## WHAT THE EXERCISE ASKS
Omit every picture and write out the rest of the records exactly.

(Dataset items)
________________________________________
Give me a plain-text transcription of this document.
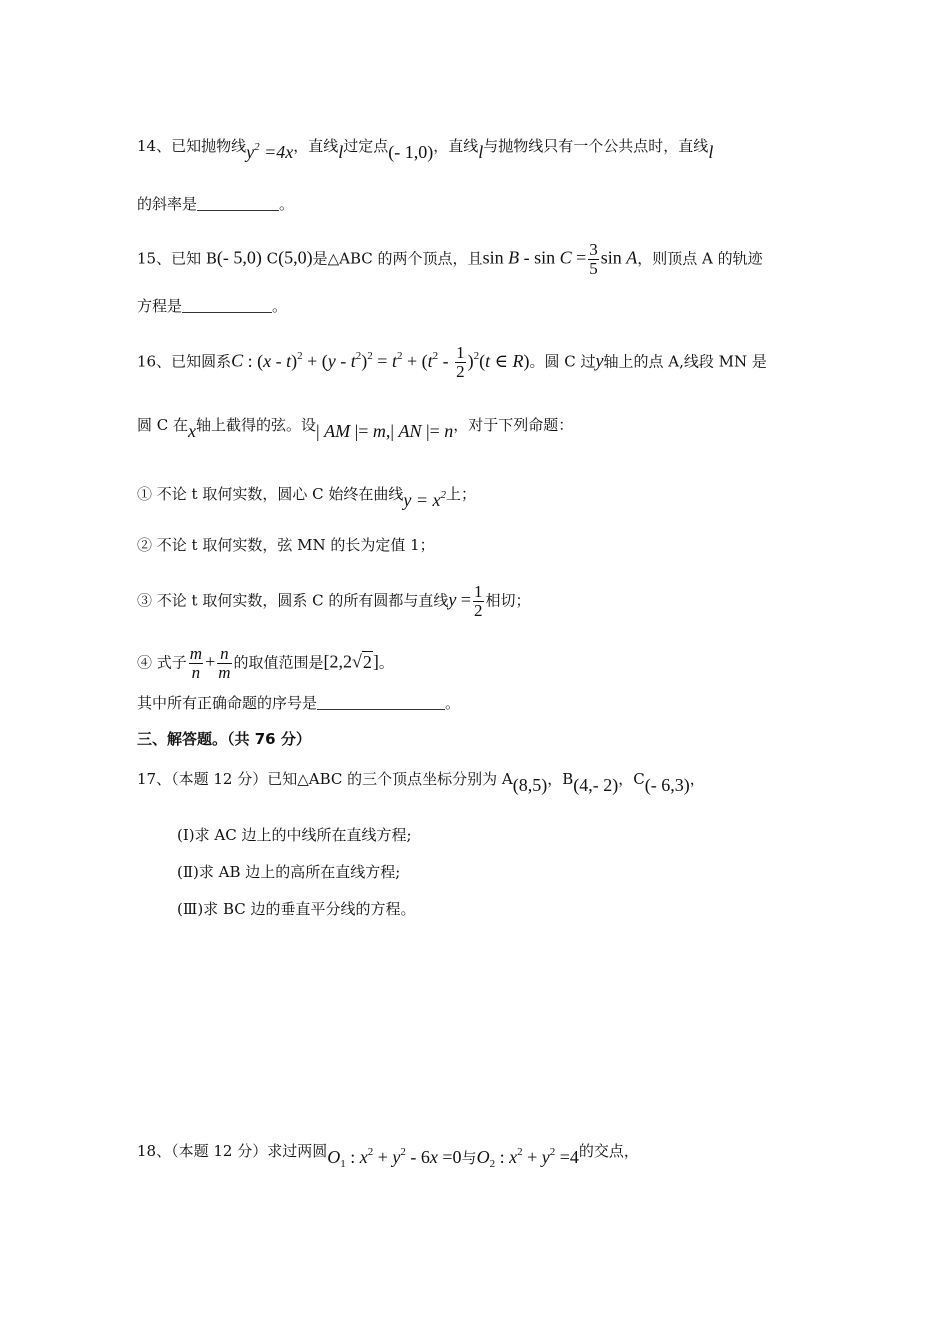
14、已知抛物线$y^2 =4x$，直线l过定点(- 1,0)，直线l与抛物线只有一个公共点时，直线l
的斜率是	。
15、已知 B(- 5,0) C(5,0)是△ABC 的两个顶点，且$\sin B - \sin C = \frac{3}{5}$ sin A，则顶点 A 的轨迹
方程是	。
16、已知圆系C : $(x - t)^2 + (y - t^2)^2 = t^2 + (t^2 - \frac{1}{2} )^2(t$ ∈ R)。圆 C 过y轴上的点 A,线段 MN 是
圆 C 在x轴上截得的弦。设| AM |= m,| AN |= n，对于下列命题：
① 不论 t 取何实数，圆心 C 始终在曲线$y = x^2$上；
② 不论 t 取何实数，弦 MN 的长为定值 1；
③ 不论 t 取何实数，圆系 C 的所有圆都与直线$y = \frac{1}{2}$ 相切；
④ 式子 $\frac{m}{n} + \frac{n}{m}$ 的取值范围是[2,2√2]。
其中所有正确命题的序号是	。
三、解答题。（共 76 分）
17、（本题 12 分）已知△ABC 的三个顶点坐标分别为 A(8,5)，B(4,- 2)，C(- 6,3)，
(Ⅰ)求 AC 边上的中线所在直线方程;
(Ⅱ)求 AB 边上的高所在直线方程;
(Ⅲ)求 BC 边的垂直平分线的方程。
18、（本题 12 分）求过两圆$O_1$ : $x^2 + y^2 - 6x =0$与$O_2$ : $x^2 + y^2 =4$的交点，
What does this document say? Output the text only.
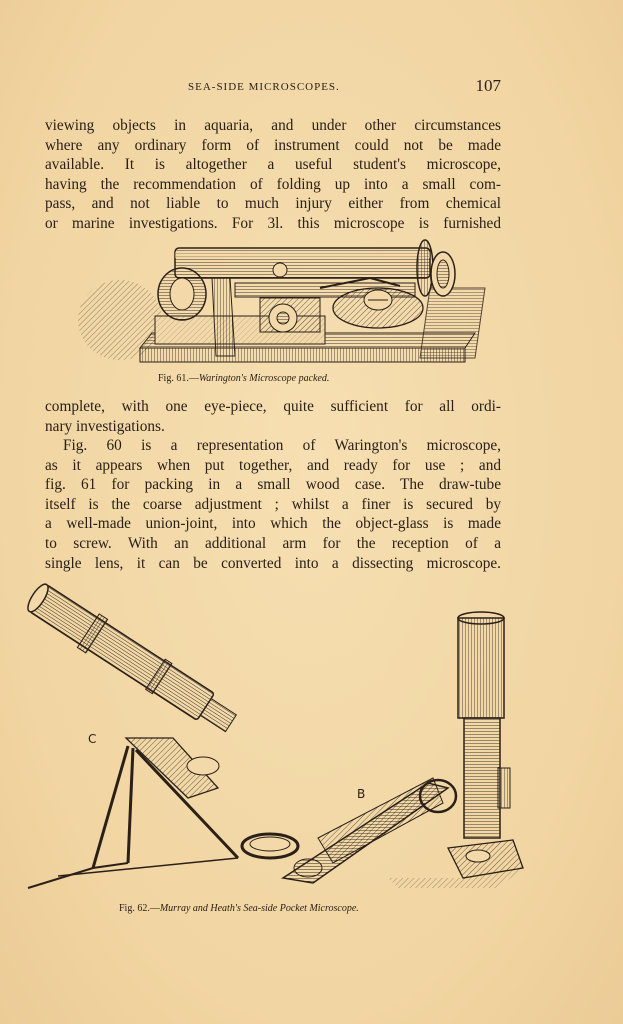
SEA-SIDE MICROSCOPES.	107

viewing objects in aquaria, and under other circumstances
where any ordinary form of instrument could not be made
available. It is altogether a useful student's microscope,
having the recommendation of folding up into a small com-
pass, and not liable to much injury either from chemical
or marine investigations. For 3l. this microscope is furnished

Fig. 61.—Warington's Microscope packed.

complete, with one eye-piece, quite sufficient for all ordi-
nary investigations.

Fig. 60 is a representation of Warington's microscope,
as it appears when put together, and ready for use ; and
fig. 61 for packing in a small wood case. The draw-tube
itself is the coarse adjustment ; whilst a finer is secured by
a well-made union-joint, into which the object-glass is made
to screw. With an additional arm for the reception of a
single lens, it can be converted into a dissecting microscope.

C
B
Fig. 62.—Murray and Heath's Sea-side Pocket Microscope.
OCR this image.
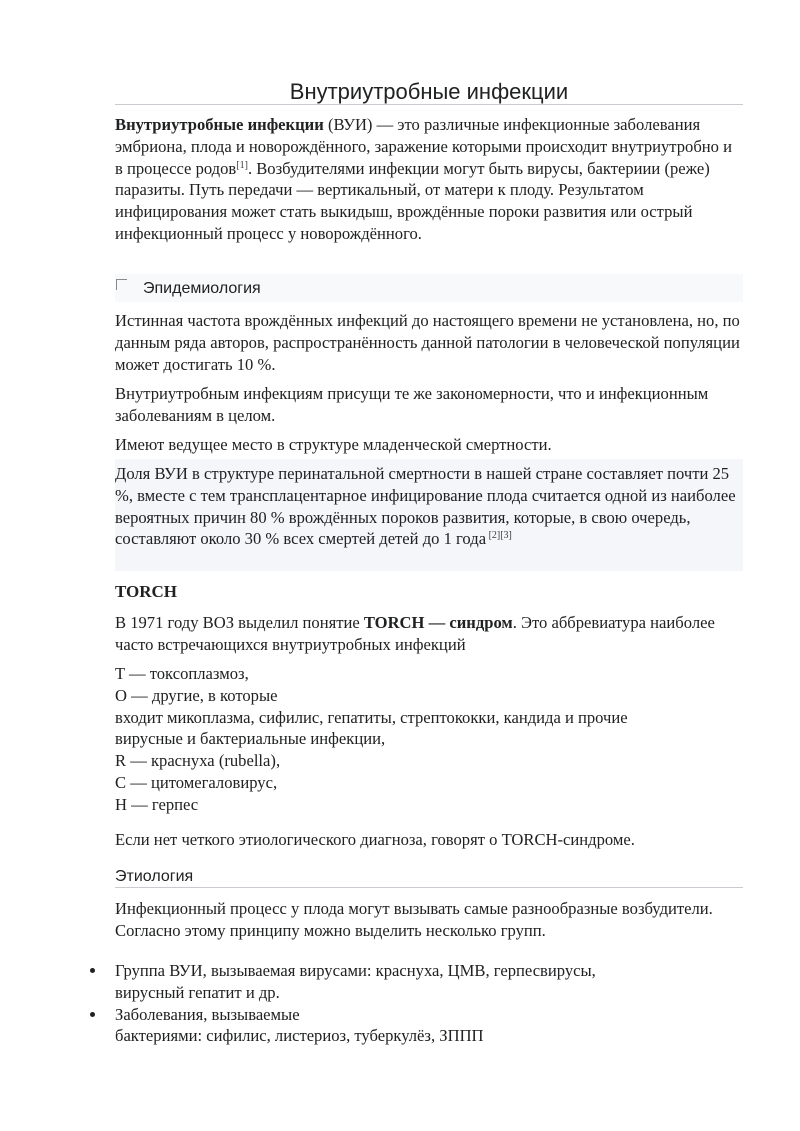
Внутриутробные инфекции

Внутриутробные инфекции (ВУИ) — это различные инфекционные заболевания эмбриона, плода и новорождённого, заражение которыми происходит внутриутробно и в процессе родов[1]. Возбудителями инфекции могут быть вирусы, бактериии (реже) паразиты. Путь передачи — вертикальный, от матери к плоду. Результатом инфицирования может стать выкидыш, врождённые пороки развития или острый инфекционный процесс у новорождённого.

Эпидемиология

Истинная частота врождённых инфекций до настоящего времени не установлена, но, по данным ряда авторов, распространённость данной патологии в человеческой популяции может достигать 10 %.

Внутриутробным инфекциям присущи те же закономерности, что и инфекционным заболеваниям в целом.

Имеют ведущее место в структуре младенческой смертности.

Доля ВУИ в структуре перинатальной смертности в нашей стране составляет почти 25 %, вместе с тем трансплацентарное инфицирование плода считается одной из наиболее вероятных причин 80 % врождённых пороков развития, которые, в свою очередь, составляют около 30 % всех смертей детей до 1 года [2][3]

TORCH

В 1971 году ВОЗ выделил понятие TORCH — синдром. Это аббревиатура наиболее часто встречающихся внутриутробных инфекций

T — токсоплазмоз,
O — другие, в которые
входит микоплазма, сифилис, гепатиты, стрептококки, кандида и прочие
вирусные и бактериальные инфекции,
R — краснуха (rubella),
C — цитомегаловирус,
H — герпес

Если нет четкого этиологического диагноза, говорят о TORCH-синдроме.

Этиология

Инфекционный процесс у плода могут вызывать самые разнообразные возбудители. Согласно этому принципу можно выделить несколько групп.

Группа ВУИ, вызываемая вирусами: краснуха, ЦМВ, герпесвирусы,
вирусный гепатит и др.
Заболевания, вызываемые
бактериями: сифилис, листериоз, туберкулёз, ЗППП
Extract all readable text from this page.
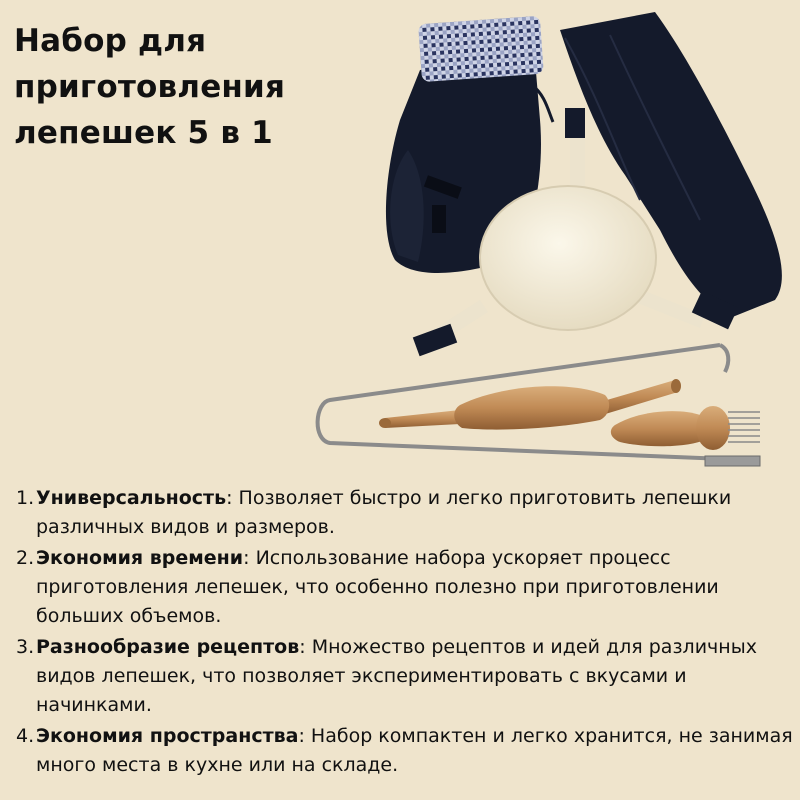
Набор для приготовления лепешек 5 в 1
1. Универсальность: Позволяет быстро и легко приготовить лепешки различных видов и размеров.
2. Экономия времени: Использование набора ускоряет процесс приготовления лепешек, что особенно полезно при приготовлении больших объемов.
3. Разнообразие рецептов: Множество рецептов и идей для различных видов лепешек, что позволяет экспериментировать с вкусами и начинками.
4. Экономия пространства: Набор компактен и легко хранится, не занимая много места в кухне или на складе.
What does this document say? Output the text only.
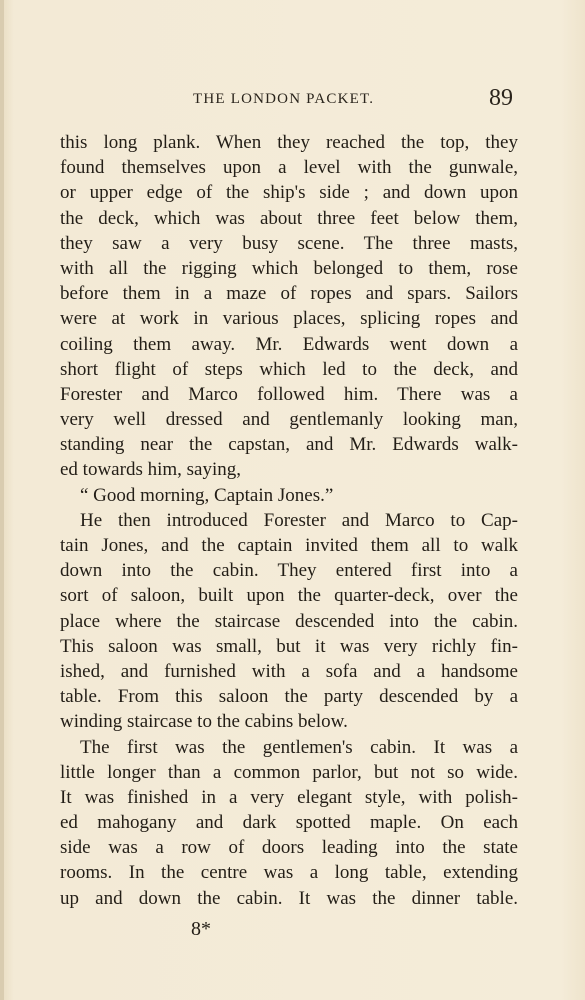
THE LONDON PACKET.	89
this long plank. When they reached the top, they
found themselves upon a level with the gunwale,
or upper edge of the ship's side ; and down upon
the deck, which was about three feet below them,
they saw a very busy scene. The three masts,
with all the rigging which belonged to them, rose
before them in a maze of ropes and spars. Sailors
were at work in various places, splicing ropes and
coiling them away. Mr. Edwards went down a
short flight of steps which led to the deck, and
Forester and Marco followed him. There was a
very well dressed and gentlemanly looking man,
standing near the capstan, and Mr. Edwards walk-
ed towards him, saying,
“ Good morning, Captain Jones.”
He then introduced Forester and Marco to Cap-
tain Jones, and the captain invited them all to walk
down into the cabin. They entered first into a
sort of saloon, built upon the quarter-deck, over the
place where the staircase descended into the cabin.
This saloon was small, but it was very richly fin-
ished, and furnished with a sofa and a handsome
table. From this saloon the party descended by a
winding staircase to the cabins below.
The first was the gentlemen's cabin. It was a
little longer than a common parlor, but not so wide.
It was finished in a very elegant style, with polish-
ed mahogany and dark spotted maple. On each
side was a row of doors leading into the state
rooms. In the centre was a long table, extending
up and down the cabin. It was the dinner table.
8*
________________________________________
## SOLUTION BELOW
Give me a plain-text transcription of this document.
14、已知抛物线$y^2 =4x$，直线l过定点(- 1,0)，直线l与抛物线只有一个公共点时，直线l
的斜率是	。
15、已知 B(- 5,0) C(5,0)是△ABC 的两个顶点，且$\sin B - \sin C = \frac{3}{5}$ sin A，则顶点 A 的轨迹
方程是	。
16、已知圆系C : $(x - t)^2 + (y - t^2)^2 = t^2 + (t^2 - \frac{1}{2} )^2(t$ ∈ R)。圆 C 过y轴上的点 A,线段 MN 是
圆 C 在x轴上截得的弦。设| AM |= m,| AN |= n，对于下列命题：
① 不论 t 取何实数，圆心 C 始终在曲线$y = x^2$上；
② 不论 t 取何实数，弦 MN 的长为定值 1；
③ 不论 t 取何实数，圆系 C 的所有圆都与直线$y = \frac{1}{2}$ 相切；
④ 式子 $\frac{m}{n} + \frac{n}{m}$ 的取值范围是[2,2√2]。
其中所有正确命题的序号是	。
三、解答题。（共 76 分）
17、（本题 12 分）已知△ABC 的三个顶点坐标分别为 A(8,5)，B(4,- 2)，C(- 6,3)，
(Ⅰ)求 AC 边上的中线所在直线方程;
(Ⅱ)求 AB 边上的高所在直线方程;
(Ⅲ)求 BC 边的垂直平分线的方程。
18、（本题 12 分）求过两圆$O_1$ : $x^2 + y^2 - 6x =0$与$O_2$ : $x^2 + y^2 =4$的交点，
What does this document say? Output the text only.
SEA-SIDE MICROSCOPES.	107

viewing objects in aquaria, and under other circumstances
where any ordinary form of instrument could not be made
available. It is altogether a useful student's microscope,
having the recommendation of folding up into a small com-
pass, and not liable to much injury either from chemical
or marine investigations. For 3l. this microscope is furnished

Fig. 61.—Warington's Microscope packed.

complete, with one eye-piece, quite sufficient for all ordi-
nary investigations.

Fig. 60 is a representation of Warington's microscope,
as it appears when put together, and ready for use ; and
fig. 61 for packing in a small wood case. The draw-tube
itself is the coarse adjustment ; whilst a finer is secured by
a well-made union-joint, into which the object-glass is made
to screw. With an additional arm for the reception of a
single lens, it can be converted into a dissecting microscope.

C
B
Fig. 62.—Murray and Heath's Sea-side Pocket Microscope.
OCR this image.
Внутриутробные инфекции

Внутриутробные инфекции (ВУИ) — это различные инфекционные заболевания эмбриона, плода и новорождённого, заражение которыми происходит внутриутробно и в процессе родов[1]. Возбудителями инфекции могут быть вирусы, бактериии (реже) паразиты. Путь передачи — вертикальный, от матери к плоду. Результатом инфицирования может стать выкидыш, врождённые пороки развития или острый инфекционный процесс у новорождённого.

Эпидемиология

Истинная частота врождённых инфекций до настоящего времени не установлена, но, по данным ряда авторов, распространённость данной патологии в человеческой популяции может достигать 10 %.

Внутриутробным инфекциям присущи те же закономерности, что и инфекционным заболеваниям в целом.

Имеют ведущее место в структуре младенческой смертности.

Доля ВУИ в структуре перинатальной смертности в нашей стране составляет почти 25 %, вместе с тем трансплацентарное инфицирование плода считается одной из наиболее вероятных причин 80 % врождённых пороков развития, которые, в свою очередь, составляют около 30 % всех смертей детей до 1 года [2][3]

TORCH

В 1971 году ВОЗ выделил понятие TORCH — синдром. Это аббревиатура наиболее часто встречающихся внутриутробных инфекций

T — токсоплазмоз,
O — другие, в которые
входит микоплазма, сифилис, гепатиты, стрептококки, кандида и прочие
вирусные и бактериальные инфекции,
R — краснуха (rubella),
C — цитомегаловирус,
H — герпес

Если нет четкого этиологического диагноза, говорят о TORCH-синдроме.

Этиология

Инфекционный процесс у плода могут вызывать самые разнообразные возбудители. Согласно этому принципу можно выделить несколько групп.

Группа ВУИ, вызываемая вирусами: краснуха, ЦМВ, герпесвирусы,
вирусный гепатит и др.
Заболевания, вызываемые
бактериями: сифилис, листериоз, туберкулёз, ЗППП
Extract all readable text from this page.
Набор для приготовления лепешек 5 в 1
1. Универсальность: Позволяет быстро и легко приготовить лепешки различных видов и размеров.
2. Экономия времени: Использование набора ускоряет процесс приготовления лепешек, что особенно полезно при приготовлении больших объемов.
3. Разнообразие рецептов: Множество рецептов и идей для различных видов лепешек, что позволяет экспериментировать с вкусами и начинками.
4. Экономия пространства: Набор компактен и легко хранится, не занимая много места в кухне или на складе.
What does this document say? Output the text only.
THE LONDON PACKET.	89
this long plank. When they reached the top, they
found themselves upon a level with the gunwale,
or upper edge of the ship's side ; and down upon
the deck, which was about three feet below them,
they saw a very busy scene. The three masts,
with all the rigging which belonged to them, rose
before them in a maze of ropes and spars. Sailors
were at work in various places, splicing ropes and
coiling them away. Mr. Edwards went down a
short flight of steps which led to the deck, and
Forester and Marco followed him. There was a
very well dressed and gentlemanly looking man,
standing near the capstan, and Mr. Edwards walk-
ed towards him, saying,
“ Good morning, Captain Jones.”
He then introduced Forester and Marco to Cap-
tain Jones, and the captain invited them all to walk
down into the cabin. They entered first into a
sort of saloon, built upon the quarter-deck, over the
place where the staircase descended into the cabin.
This saloon was small, but it was very richly fin-
ished, and furnished with a sofa and a handsome
table. From this saloon the party descended by a
winding staircase to the cabins below.
The first was the gentlemen's cabin. It was a
little longer than a common parlor, but not so wide.
It was finished in a very elegant style, with polish-
ed mahogany and dark spotted maple. On each
side was a row of doors leading into the state
rooms. In the centre was a long table, extending
up and down the cabin. It was the dinner table.
8*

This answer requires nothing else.